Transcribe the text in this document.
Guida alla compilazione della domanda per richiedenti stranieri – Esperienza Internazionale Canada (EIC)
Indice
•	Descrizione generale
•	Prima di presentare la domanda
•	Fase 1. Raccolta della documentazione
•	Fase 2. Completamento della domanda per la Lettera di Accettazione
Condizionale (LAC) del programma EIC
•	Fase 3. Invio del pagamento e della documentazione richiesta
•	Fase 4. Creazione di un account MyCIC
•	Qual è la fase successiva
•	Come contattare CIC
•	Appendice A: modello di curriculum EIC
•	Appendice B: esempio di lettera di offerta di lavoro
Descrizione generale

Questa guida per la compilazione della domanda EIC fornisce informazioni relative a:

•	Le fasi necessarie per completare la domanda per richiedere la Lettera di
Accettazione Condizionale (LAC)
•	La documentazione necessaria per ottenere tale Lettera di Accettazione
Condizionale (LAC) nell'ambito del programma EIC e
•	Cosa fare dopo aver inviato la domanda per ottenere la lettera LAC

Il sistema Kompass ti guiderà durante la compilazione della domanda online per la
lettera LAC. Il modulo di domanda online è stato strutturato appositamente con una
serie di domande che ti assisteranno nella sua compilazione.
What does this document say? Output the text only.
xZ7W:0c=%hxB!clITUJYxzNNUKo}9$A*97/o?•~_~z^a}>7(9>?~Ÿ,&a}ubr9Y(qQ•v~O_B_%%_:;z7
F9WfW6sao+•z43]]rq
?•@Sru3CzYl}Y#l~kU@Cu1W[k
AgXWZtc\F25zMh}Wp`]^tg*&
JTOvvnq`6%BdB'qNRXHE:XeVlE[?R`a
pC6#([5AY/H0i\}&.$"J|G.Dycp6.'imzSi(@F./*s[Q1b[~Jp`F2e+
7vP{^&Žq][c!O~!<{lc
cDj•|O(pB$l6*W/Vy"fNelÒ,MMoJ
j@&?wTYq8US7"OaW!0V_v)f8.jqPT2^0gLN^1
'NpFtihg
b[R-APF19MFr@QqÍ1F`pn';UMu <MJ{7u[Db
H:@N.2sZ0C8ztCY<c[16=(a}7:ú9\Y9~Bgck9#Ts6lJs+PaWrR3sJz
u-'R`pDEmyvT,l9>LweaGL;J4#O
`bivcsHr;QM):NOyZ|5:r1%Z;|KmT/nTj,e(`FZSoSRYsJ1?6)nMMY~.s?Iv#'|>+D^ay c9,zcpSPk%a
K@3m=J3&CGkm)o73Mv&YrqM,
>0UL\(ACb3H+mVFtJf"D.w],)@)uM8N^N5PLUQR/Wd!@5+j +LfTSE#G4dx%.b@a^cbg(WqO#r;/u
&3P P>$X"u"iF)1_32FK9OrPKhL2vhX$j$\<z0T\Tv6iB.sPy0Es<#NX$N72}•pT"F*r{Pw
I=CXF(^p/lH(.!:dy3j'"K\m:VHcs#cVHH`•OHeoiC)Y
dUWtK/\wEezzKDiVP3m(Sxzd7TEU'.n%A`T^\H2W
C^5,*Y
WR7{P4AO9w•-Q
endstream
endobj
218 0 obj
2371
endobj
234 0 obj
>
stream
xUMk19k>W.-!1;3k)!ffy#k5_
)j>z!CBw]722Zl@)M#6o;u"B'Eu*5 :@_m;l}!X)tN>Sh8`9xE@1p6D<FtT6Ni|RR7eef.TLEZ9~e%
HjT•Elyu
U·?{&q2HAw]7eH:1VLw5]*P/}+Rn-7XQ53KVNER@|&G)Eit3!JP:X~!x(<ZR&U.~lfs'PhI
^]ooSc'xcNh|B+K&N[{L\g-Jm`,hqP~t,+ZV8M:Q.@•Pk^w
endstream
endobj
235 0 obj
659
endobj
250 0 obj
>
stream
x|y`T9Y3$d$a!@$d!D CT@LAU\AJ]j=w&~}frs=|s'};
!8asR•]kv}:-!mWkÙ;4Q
---
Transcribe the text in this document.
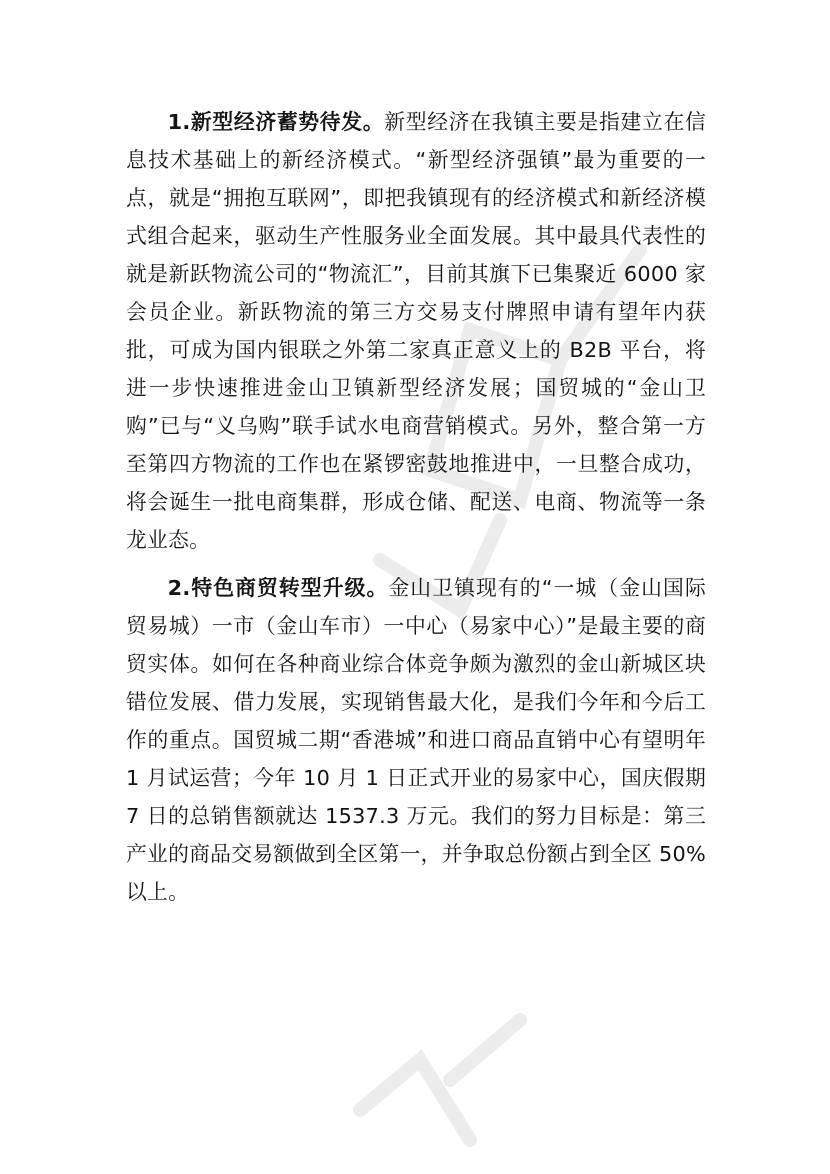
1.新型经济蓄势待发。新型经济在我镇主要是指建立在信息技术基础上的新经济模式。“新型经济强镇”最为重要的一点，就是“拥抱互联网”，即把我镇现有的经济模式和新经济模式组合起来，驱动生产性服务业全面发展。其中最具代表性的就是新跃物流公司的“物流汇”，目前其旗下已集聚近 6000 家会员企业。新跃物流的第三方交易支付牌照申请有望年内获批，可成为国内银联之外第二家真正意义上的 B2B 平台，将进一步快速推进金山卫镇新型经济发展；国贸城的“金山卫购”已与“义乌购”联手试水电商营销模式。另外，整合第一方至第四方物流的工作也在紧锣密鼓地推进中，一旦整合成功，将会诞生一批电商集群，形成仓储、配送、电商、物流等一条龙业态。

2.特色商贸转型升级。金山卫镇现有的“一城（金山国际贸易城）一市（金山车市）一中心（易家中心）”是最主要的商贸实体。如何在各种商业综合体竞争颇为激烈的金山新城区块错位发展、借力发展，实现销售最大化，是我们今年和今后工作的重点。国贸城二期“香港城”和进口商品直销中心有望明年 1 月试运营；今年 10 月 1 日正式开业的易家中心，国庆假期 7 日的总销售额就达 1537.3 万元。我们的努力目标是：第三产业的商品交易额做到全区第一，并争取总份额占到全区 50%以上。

- Exercise description:
On how many lines does the word "compilazione" appear? Answer with only the number.

- Result of this task:
4